What you have to do - Copy all lines below containing "ylabel".

Listing -
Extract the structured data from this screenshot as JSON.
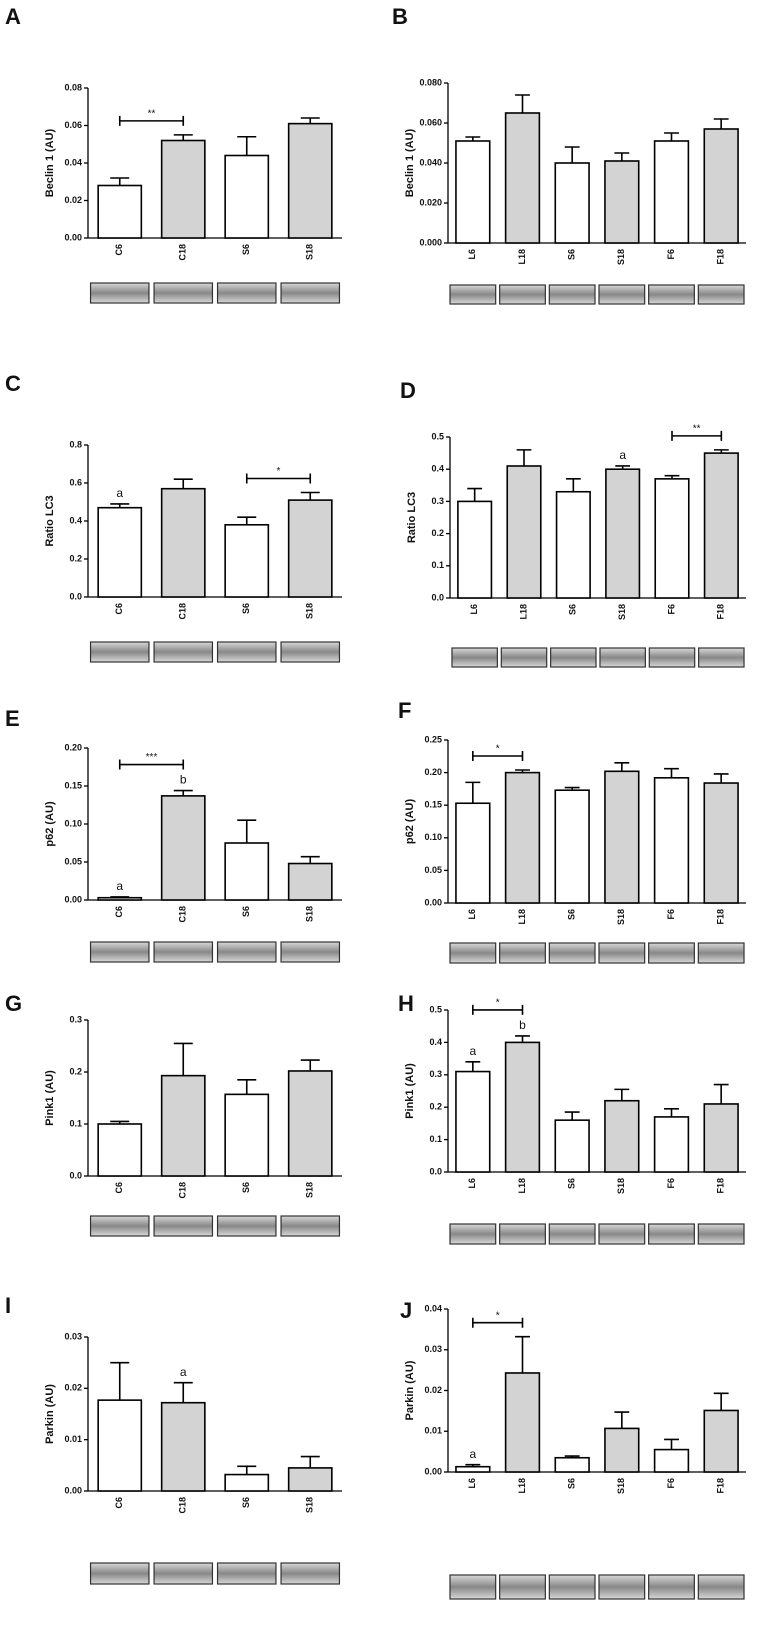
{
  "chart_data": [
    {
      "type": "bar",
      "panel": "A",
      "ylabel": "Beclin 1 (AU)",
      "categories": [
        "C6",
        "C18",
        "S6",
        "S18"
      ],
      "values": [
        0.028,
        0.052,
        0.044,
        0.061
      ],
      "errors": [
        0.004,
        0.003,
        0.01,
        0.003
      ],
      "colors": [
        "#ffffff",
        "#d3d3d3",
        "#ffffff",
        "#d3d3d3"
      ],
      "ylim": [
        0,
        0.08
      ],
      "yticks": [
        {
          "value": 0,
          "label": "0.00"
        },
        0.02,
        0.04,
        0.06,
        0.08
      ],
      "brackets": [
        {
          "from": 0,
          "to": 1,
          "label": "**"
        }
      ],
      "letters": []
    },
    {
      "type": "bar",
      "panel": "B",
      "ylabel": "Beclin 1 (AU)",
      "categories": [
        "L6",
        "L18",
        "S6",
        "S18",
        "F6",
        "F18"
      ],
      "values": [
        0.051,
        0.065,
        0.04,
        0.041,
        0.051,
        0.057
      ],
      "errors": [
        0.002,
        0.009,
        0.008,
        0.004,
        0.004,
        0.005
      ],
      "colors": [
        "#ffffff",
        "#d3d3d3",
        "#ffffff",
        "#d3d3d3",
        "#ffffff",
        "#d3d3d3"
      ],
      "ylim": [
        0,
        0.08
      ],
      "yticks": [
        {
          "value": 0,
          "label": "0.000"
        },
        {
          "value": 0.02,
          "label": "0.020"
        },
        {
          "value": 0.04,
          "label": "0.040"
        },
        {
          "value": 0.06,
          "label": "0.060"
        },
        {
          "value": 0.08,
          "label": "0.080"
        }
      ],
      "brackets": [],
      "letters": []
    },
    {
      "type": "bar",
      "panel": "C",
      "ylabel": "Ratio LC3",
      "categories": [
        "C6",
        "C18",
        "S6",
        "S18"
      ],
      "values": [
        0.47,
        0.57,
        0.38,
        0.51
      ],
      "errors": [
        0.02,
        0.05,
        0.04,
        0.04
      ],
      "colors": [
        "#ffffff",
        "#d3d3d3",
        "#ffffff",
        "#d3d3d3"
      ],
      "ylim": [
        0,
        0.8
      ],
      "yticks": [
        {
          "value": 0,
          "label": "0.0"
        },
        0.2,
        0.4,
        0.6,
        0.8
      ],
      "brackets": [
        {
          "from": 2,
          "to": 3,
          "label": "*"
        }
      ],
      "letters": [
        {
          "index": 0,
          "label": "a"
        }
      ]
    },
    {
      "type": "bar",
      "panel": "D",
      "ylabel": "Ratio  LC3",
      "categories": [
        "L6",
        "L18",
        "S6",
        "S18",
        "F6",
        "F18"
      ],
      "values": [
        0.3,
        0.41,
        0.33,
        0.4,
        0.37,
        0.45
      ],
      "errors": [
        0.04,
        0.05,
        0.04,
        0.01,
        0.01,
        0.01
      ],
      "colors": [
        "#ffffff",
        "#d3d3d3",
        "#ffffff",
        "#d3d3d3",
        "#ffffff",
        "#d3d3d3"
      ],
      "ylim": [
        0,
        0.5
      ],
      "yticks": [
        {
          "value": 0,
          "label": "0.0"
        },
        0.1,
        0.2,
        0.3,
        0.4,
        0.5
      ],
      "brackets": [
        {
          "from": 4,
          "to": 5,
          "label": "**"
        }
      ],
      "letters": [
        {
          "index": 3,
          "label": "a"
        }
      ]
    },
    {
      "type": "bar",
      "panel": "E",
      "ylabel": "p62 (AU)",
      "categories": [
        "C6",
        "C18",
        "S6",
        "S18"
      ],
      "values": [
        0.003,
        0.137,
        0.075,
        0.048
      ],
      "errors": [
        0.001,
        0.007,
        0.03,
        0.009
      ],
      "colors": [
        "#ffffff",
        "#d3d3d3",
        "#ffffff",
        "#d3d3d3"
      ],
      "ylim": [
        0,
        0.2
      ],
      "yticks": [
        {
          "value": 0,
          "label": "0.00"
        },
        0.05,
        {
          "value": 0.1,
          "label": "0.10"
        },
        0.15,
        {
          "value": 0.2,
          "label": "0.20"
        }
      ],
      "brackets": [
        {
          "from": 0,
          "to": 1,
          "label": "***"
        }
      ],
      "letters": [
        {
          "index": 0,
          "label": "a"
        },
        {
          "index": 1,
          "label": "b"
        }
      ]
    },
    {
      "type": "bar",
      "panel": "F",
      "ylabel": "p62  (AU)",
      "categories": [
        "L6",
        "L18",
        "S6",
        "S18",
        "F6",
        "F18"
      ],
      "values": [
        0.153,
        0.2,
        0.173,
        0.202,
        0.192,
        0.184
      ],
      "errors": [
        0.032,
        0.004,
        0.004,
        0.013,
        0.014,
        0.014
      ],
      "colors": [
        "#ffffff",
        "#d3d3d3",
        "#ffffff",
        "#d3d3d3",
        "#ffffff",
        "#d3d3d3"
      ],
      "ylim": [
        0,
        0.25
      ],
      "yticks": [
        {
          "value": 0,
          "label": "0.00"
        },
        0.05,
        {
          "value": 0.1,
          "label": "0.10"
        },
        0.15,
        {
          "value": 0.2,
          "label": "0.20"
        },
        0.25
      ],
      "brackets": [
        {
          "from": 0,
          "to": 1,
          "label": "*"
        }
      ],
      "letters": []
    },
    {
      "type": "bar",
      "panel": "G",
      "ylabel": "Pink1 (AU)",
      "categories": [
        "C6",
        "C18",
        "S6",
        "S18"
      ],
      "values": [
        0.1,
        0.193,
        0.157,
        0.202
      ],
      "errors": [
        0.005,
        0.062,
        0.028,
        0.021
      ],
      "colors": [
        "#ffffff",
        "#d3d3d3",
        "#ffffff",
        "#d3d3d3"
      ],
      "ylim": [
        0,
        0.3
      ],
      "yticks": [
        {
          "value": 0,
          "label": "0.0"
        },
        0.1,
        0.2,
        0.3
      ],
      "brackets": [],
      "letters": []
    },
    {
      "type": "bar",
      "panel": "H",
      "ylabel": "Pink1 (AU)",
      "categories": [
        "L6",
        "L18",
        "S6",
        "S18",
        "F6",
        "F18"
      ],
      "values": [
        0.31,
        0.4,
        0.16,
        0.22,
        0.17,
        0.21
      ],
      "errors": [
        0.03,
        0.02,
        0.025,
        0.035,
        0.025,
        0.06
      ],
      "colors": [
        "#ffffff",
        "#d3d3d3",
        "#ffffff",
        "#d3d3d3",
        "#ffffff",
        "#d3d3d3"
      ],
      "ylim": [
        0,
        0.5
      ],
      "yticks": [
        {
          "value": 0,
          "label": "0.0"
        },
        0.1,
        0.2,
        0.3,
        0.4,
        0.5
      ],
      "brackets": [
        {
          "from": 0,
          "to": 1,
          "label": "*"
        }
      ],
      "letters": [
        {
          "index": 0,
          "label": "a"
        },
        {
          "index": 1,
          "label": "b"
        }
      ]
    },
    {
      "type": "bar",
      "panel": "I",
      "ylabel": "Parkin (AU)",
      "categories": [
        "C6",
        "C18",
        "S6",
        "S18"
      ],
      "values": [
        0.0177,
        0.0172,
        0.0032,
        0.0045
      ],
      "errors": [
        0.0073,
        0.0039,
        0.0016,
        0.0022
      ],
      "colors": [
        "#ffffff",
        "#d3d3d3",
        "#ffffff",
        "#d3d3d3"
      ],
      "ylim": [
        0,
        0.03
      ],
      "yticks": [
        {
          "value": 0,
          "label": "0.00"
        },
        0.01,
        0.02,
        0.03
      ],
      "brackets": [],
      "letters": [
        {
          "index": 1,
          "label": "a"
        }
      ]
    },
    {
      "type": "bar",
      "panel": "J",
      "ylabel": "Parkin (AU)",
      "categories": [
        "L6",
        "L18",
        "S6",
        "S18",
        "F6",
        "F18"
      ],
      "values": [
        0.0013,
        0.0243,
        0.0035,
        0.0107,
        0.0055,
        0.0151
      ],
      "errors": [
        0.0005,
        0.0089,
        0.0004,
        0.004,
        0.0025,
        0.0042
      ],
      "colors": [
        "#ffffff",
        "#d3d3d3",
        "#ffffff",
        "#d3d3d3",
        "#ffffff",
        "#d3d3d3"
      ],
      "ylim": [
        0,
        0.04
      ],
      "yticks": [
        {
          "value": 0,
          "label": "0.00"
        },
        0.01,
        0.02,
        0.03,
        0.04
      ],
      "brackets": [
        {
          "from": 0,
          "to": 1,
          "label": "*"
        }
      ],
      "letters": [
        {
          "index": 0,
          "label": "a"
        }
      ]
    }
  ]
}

Exercise answer -
      "ylabel": "Beclin 1 (AU)",
      "ylabel": "Beclin 1 (AU)",
      "ylabel": "Ratio LC3",
      "ylabel": "Ratio  LC3",
      "ylabel": "p62 (AU)",
      "ylabel": "p62  (AU)",
      "ylabel": "Pink1 (AU)",
      "ylabel": "Pink1 (AU)",
      "ylabel": "Parkin (AU)",
      "ylabel": "Parkin (AU)",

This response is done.